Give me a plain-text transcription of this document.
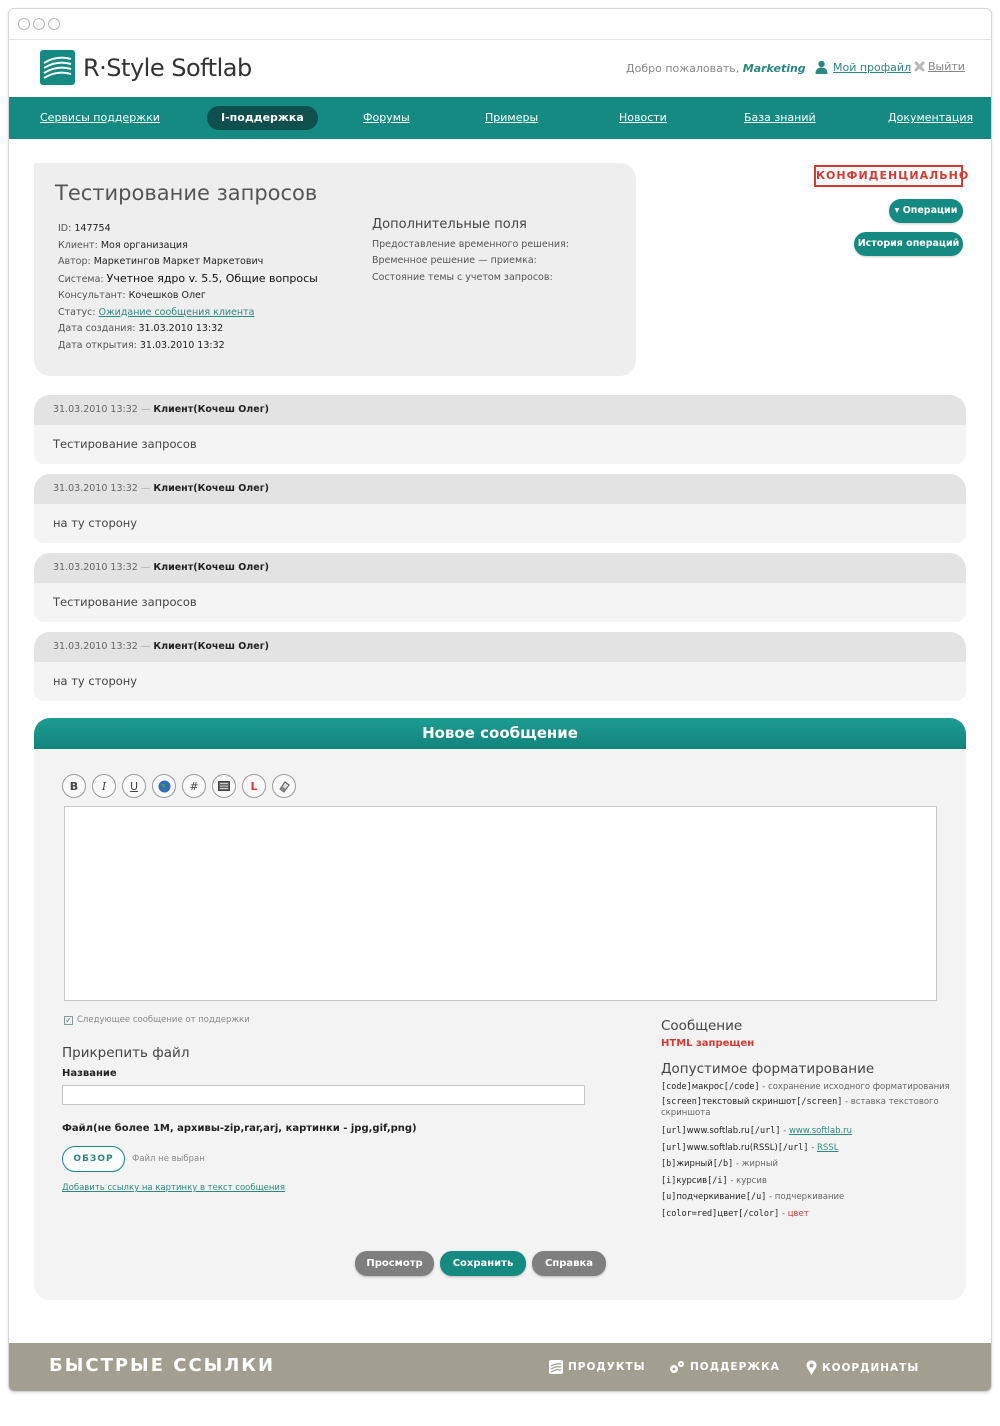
R·Style Softlab	Добро пожаловать, Marketing Мой профайл Выйти
Сервисы поддержки	I-поддержка	Форумы	Примеры	Новости	База знаний	Документация
Тестирование запросов
ID: 147754
Клиент: Моя организация
Автор: Маркетингов Маркет Маркетович
Система: Учетное ядро v. 5.5, Общие вопросы
Консультант: Кочешков Олег
Статус: Ожидание сообщения клиента
Дата создания: 31.03.2010 13:32
Дата открытия: 31.03.2010 13:32
Дополнительные поля
Предоставление временного решения:
Временное решение — приемка:
Состояние темы с учетом запросов:
КОНФИДЕНЦИАЛЬНО
▾ Операции
История операций
31.03.2010 13:32 — Клиент(Кочеш Олег)
Тестирование запросов
31.03.2010 13:32 — Клиент(Кочеш Олег)
на ту сторону
31.03.2010 13:32 — Клиент(Кочеш Олег)
Тестирование запросов
31.03.2010 13:32 — Клиент(Кочеш Олег)
на ту сторону
Новое сообщение
B	I	U	#	L
✓ Следующее сообщение от поддержки
Прикрепить файл
Название
Файл(не более 1М, архивы-zip,rar,arj, картинки - jpg,gif,png)
ОБЗОР	Файл не выбран
Добавить ссылку на картинку в текст сообщения
Сообщение
HTML запрещен
Допустимое форматирование
[code]макрос[/code] - сохранение исходного форматирования
[screen]текстовый скриншот[/screen] - вставка текстового скриншота
[url]www.softlab.ru[/url] - www.softlab.ru
[url]www.softlab.ru(RSSL)[/url] - RSSL
[b]жирный[/b] - жирный
[i]курсив[/i] - курсив
[u]подчеркивание[/u] - подчеркивание
[color=red]цвет[/color] - цвет
Просмотр	Сохранить	Справка
БЫСТРЫЕ ССЫЛКИ	ПРОДУКТЫ	ПОДДЕРЖКА	КООРДИНАТЫ
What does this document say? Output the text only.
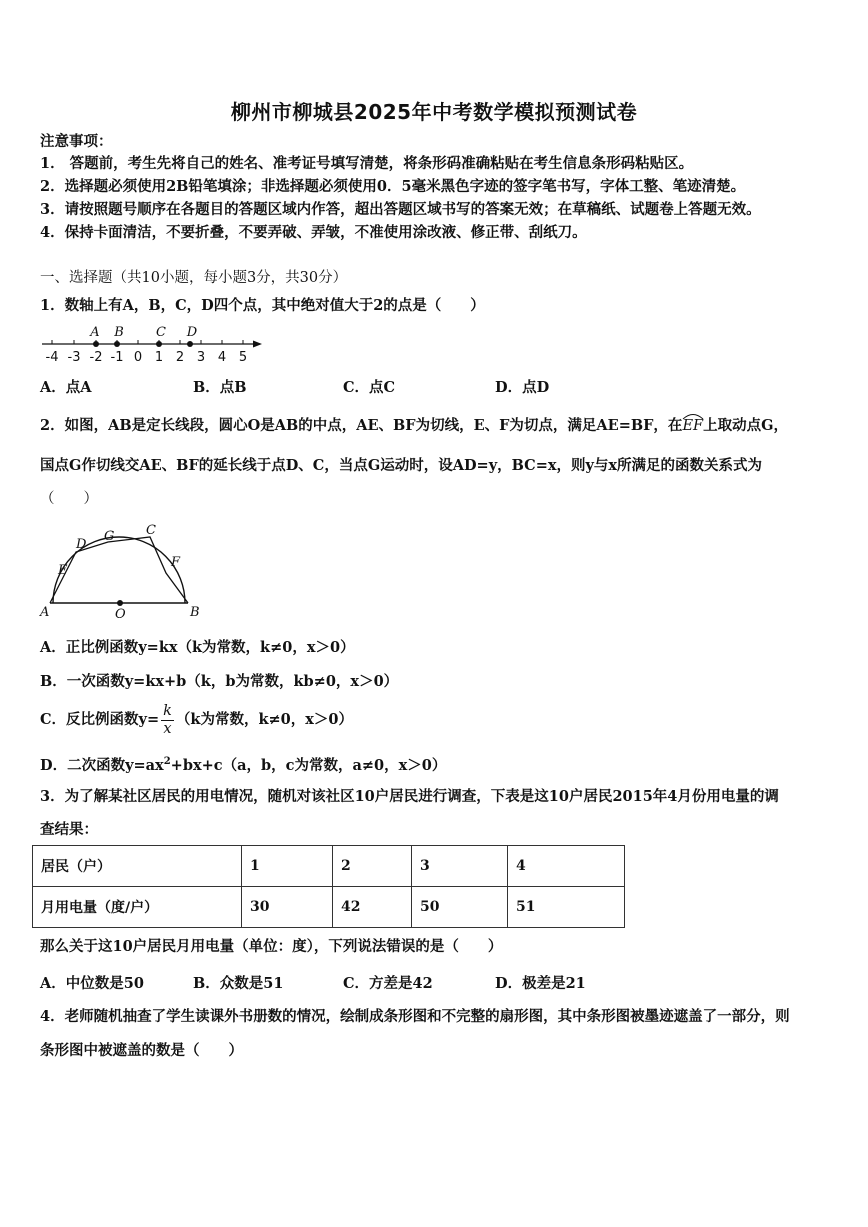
柳州市柳城县2025年中考数学模拟预测试卷
注意事项：
1． 答题前，考生先将自己的姓名、准考证号填写清楚，将条形码准确粘贴在考生信息条形码粘贴区。
2．选择题必须使用2B铅笔填涂；非选择题必须使用0．5毫米黑色字迹的签字笔书写，字体工整、笔迹清楚。
3．请按照题号顺序在各题目的答题区域内作答，超出答题区域书写的答案无效；在草稿纸、试题卷上答题无效。
4．保持卡面清洁，不要折叠，不要弄破、弄皱，不准使用涂改液、修正带、刮纸刀。
一、选择题（共10小题，每小题3分，共30分）
1．数轴上有A，B，C，D四个点，其中绝对值大于2的点是（　　）
-4 -3 -2 -1 0 1 2 3 4 5
A B C D
A．点A	B．点B	C．点C	D．点D
2．如图，AB是定长线段，圆心O是AB的中点，AE、BF为切线，E、F为切点，满足AE=BF，在
EF上取动点G，
国点G作切线交AE、BF的延长线于点D、C，当点G运动时，设AD=y，BC=x，则y与x所满足的函数关系式为
（　　）
D
G C
E
F
A	O	B
A．正比例函数y=kx（k为常数，k≠0，x＞0）
B．一次函数y=kx+b（k，b为常数，kb≠0，x＞0）
C．反比例函数$y= \frac{k}{x} (k$为常数，k≠0，x＞0）
D．二次函数$y=ax^2+bx+c(a$，b，c为常数，a≠0，x＞0）
3．为了解某社区居民的用电情况，随机对该社区10户居民进行调查，下表是这10户居民2015年4月份用电量的调
查结果：
居民（户）	1	2	3	4
月用电量（度/户）	30	42	50	51
那么关于这10户居民月用电量（单位：度），下列说法错误的是（　　）
A．中位数是50	B．众数是51	C．方差是42	D．极差是21
4．老师随机抽查了学生读课外书册数的情况，绘制成条形图和不完整的扇形图，其中条形图被墨迹遮盖了一部分，则
条形图中被遮盖的数是（　　）
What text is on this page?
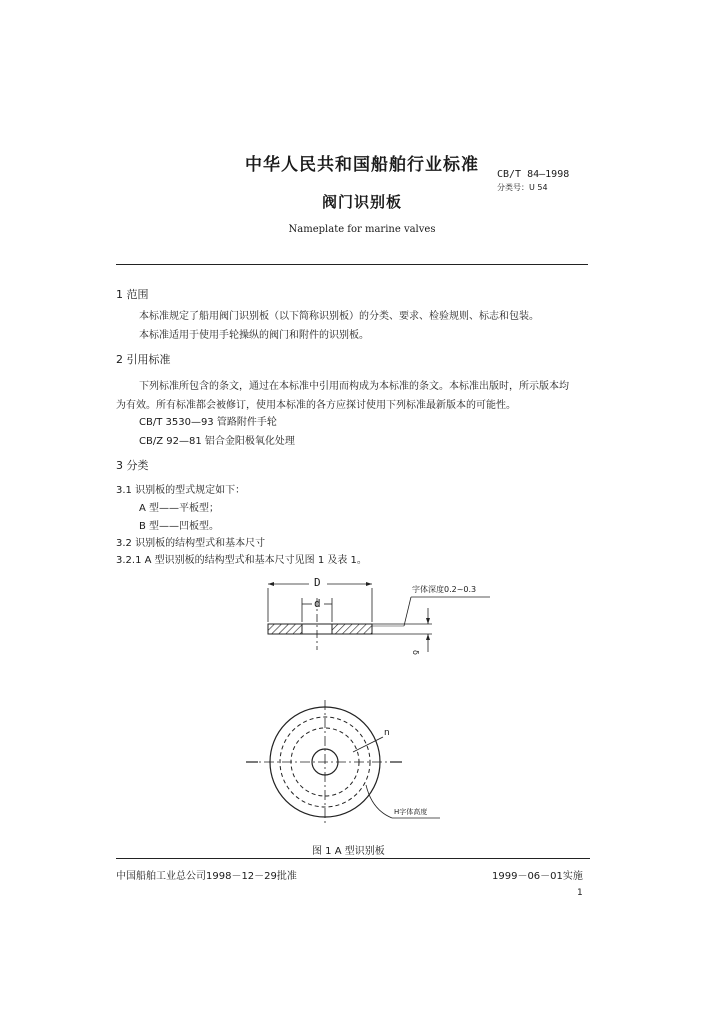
中华人民共和国船舶行业标准	CB/T 84—1998
分类号：U 54
阀门识别板
Nameplate for marine valves
1 范围
本标准规定了船用阀门识别板（以下简称识别板）的分类、要求、检验规则、标志和包装。
本标准适用于使用手轮操纵的阀门和附件的识别板。
2 引用标准
下列标准所包含的条文，通过在本标准中引用而构成为本标准的条文。本标准出版时，所示版本均
为有效。所有标准都会被修订，使用本标准的各方应探讨使用下列标准最新版本的可能性。
CB/T 3530—93 管路附件手轮
CB/Z 92—81 铝合金阳极氧化处理
3 分类
3.1 识别板的型式规定如下：
A 型——平板型；
B 型——凹板型。
3.2 识别板的结构型式和基本尺寸
3.2.1 A 型识别板的结构型式和基本尺寸见图 1 及表 1。
D
d
字体深度0.2~0.3
δ
n
H字体高度
图 1 A 型识别板
中国船舶工业总公司1998－12－29批准	1999－06－01实施
1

===

Work instructions >> Collect every line above that contains the word "сообщения".

Full solution >>
Статус: Ожидание сообщения клиента
Добавить ссылку на картинку в текст сообщения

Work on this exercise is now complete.